- **Exercise tasks**
A) Retype the part of the comment thread that opens with the words containing "Why did they" and closes with "resources and experiments.".
B) In the comment thread, what did the Church do to the prairie dogs at the site of the World Youth gathering?

- **Study text**
Agree, which is why I don’t place a blame on anyone one type or group of people. I think this pandemic is a result of humanity and the horrible choices or ignorant choices we have made as a species. This isn’t a “the Chinese did a bad thing and now we’re all dying lets bomb them” type of thing. I think this could have happened anywhere with any group of people. I just wanted to say that because assholes have been using this pandemic to spread hate of Asian people. Hate crimes against Asian Americans have increased. the racist mother fuckers of the world are just begging for an excuse to release their hate and it’s not right. this isn’t because of the Chinese or anyone else type of problem. It’s a human problem.

but so many people want to assign blame because there has been so much hurt. Rather then it just be the reality that bad things happen and they can happen completely on accident. There isn’t an evil plot, no conspiracy, no super villain behind it all that wants to watch the world burn and people die, it’s an accident and people died because of it. Lives have been changed and ruined because of it and there is no reason behind it. That’s a horrible thing to have to live with so I understand people wanting there to be some meaning behind it or some person responsible for it to place blame on.

Hoon
Hoon
3 years ago

@invivomark

Can you DM me. We are preparing ourselves for the media blitz, and I’d like to go through the Wade article point by point, so that we can answer the lab leak questions that are bound to come up

GSS ex-noob
GSS ex-noob
3 years ago

@Dalillama: Once upon a time, the Catholic Church was having one of those World Youth gatherings, and the main area was full of prairie dogs. The bleeding hearts (most of them from cities far from the state) were adamant that the kyoot widdle fuzzies not be harmed.

The Church, having an institutional memory of the Black Plague, poisoned the lot and bulldozed over the burrows. Because they knew having a lot of people from around the world literally camping out among prairie dogs in the summer and then all going home to the ends of the earth, to places where it isn’t endemic, would be a Very Bad Thing.

The locals were “Eh, they’re rodents, they’ll recolonize soon, and we don’t want us or the kids getting sick either.”

Surplus to Requirements
Surplus to Requirements
3 years ago

Why did they hold this event there, instead of some place humans had already despoiled? :/

rv97
3 years ago

Point still stands that humans should still leave animals the fuck alone, at least as per some pro-vegan sticker I’ve seen where I live. “Militant” vegans seem to be rather mainstream where I live with regards to “radical” movements, but I’ve heard that they have issues with acknowledging intersectionality, particularly issues of race. I still commend vegans for what they stand for but wish they could be less white with their whole view of the world. I can’t bring myself to ditch meat although I’m open to initiatives that reduce animal domestication for resources and experiments.

GSS ex-noob
GSS ex-noob
3 years ago

@Surplus: It already was despoiled; right next to a highway and had parking lots, dirt bikes, permanent camp sites, fire pits, outdoor stage, and such. It was a big empty field that had easy freeway access.

That’s why the city let them camp there to begin with. And if the Church was going to pay to kill off the vermin, it didn’t have to come out of the municipal budget. Win-win for everyone except the prairie dogs. Who, of course, survived in the outlying areas and re-colonized. They’re tough little beasties who can breed fast.

And they are adorable. Great fun to watch.

Dataset entries:

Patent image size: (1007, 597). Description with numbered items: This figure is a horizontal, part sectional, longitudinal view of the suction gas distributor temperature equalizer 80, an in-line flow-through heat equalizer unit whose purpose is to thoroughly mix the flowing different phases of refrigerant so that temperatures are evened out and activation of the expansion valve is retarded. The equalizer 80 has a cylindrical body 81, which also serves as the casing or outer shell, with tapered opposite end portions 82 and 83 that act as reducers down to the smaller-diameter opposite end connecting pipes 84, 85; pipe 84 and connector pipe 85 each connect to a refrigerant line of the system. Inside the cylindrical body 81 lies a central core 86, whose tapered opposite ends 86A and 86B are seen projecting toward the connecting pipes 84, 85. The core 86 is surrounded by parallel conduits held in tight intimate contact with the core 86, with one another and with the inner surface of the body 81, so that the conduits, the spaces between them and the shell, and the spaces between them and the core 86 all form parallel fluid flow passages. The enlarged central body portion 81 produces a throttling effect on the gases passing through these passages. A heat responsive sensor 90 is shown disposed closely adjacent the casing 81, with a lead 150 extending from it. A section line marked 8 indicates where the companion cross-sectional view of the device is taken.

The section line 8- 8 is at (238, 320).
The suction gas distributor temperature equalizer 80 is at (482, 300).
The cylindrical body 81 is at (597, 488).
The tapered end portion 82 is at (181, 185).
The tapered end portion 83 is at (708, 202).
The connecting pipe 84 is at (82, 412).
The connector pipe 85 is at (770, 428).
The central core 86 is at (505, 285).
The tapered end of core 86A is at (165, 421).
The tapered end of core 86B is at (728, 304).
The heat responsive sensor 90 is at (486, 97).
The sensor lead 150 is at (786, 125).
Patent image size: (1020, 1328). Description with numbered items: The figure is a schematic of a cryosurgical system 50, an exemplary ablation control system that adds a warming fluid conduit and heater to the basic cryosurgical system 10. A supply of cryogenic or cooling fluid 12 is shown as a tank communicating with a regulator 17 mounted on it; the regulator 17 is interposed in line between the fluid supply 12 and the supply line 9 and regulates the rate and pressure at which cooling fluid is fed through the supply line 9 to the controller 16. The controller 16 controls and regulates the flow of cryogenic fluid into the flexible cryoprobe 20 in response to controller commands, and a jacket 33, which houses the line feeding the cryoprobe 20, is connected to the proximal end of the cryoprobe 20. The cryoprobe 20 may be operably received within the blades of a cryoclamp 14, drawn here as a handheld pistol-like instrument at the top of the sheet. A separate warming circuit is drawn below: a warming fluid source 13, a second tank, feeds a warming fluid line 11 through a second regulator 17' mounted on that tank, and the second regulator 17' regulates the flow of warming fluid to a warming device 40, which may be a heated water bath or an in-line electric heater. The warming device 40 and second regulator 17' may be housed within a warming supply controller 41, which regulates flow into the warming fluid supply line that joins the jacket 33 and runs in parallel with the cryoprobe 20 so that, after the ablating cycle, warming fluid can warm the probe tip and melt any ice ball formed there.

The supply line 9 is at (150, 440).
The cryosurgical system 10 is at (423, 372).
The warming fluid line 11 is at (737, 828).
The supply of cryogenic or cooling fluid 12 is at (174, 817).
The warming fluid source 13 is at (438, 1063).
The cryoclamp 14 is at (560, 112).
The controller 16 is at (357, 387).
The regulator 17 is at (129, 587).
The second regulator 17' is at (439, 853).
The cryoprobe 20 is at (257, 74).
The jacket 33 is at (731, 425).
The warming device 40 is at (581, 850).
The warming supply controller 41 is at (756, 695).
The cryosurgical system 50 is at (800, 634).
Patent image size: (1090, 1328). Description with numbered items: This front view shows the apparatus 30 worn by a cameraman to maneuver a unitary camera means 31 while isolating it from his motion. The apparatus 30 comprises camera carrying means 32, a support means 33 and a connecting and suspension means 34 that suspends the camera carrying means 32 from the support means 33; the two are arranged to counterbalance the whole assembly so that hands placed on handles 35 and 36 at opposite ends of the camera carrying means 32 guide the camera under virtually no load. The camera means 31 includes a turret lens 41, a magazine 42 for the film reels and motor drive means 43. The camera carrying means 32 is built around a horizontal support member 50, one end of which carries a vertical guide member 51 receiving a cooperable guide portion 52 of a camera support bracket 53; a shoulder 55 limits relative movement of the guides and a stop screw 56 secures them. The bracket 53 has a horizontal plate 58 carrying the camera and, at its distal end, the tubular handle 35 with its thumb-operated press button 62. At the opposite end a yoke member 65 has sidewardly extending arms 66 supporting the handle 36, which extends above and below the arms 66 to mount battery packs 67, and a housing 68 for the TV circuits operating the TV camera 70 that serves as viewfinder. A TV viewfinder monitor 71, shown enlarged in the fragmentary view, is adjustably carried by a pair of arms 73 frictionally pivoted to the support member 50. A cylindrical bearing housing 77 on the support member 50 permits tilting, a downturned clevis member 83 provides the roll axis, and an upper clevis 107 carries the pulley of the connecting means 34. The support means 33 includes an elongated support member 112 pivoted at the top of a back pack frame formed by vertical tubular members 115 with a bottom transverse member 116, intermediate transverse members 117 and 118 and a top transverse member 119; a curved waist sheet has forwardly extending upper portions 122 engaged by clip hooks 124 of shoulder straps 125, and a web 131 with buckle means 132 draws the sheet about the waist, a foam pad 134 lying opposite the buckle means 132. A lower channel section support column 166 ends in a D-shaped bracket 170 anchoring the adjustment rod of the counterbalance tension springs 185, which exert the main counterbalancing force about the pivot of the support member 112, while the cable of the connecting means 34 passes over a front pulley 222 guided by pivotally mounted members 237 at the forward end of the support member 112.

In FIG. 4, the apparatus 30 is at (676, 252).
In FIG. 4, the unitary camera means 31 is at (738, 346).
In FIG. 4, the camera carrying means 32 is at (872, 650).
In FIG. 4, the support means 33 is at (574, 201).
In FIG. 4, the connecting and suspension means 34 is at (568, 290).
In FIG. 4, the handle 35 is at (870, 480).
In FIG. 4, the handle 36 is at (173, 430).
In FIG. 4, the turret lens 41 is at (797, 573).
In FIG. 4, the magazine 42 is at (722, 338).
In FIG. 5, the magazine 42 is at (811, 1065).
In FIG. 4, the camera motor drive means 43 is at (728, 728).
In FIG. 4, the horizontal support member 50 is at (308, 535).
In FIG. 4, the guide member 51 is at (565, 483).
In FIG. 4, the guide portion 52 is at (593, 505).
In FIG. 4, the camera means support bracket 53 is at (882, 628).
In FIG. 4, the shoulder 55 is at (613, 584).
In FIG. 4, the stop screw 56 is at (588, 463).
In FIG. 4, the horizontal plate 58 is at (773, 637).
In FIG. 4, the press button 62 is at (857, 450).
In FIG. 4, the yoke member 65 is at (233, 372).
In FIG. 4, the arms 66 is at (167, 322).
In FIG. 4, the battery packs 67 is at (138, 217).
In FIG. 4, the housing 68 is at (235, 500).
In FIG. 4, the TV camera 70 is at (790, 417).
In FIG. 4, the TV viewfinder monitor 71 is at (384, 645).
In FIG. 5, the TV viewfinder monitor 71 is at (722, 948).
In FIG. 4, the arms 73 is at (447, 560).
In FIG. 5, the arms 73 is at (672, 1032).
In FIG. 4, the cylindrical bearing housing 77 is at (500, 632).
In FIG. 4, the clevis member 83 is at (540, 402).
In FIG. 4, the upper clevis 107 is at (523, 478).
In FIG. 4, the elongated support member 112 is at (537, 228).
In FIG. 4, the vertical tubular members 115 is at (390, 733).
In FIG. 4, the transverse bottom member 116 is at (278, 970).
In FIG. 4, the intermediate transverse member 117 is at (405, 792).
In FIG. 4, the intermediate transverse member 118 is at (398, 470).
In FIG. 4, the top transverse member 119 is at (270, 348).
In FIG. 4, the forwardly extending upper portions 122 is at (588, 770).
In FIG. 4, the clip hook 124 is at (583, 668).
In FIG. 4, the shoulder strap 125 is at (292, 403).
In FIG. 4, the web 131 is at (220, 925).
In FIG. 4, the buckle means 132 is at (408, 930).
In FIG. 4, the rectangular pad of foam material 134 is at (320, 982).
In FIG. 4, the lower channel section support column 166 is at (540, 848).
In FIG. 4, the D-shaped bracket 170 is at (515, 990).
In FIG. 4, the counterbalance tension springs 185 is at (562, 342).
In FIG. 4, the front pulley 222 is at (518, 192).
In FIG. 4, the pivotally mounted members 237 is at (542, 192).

- **Solution list**
A)
Why did they hold this event there, instead of some place humans had already despoiled? :/

rv97
3 years ago

Point still stands that humans should still leave animals the fuck alone, at least as per some pro-vegan sticker I’ve seen where I live. “Militant” vegans seem to be rather mainstream where I live with regards to “radical” movements, but I’ve heard that they have issues with acknowledging intersectionality, particularly issues of race. I still commend vegans for what they stand for but wish they could be less white with their whole view of the world. I can’t bring myself to ditch meat although I’m open to initiatives that reduce animal domestication for resources and experiments.

B) It poisoned them and bulldozed over their burrows.